Gather every line from the entries below that includes "berkontraksi".
++++ Records for this task ++++
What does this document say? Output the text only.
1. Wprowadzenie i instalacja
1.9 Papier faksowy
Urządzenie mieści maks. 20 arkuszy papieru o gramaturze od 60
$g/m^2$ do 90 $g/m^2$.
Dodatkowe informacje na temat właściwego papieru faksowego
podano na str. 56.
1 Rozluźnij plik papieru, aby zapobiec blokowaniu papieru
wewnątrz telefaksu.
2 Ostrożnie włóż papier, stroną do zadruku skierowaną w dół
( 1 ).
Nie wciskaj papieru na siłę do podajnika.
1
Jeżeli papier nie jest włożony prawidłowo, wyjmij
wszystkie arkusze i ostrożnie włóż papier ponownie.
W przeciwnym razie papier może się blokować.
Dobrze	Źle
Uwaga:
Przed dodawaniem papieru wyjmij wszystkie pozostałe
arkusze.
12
++++
++++ Records for this task ++++
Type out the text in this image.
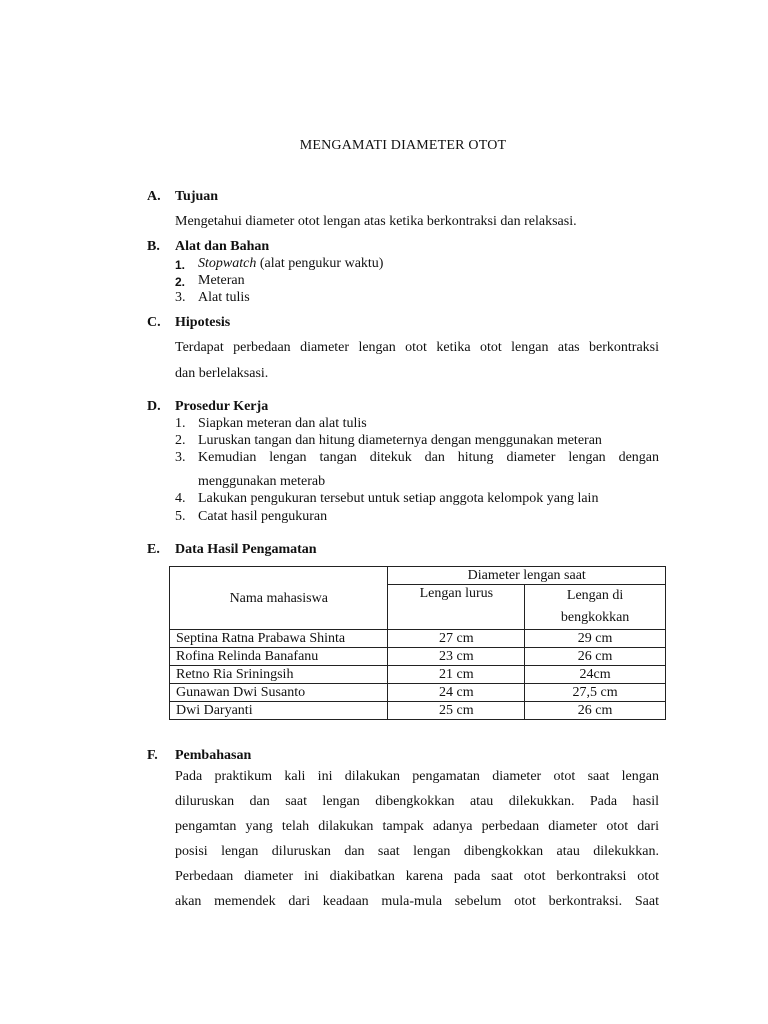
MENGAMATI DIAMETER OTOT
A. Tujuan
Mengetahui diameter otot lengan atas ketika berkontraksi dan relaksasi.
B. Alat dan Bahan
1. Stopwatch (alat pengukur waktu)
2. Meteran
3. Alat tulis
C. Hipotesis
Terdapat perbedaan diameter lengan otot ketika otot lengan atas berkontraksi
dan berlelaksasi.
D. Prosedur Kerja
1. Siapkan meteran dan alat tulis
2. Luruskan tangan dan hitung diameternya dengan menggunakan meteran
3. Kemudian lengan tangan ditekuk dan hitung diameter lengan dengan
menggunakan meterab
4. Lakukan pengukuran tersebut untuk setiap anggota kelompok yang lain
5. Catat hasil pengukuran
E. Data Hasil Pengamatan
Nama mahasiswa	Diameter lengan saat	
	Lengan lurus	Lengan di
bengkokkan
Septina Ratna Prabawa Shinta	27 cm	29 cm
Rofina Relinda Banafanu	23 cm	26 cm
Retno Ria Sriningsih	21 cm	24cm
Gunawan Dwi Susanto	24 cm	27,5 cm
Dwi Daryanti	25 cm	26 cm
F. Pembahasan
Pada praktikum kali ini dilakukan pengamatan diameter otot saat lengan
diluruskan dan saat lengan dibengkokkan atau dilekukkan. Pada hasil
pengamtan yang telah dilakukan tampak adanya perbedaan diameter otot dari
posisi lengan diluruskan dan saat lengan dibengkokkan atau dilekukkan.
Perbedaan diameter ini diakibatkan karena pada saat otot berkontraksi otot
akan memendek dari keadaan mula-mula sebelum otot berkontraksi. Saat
++++
Right answer
Mengetahui diameter otot lengan atas ketika berkontraksi dan relaksasi.
Terdapat perbedaan diameter lengan otot ketika otot lengan atas berkontraksi
Perbedaan diameter ini diakibatkan karena pada saat otot berkontraksi otot
akan memendek dari keadaan mula-mula sebelum otot berkontraksi. Saat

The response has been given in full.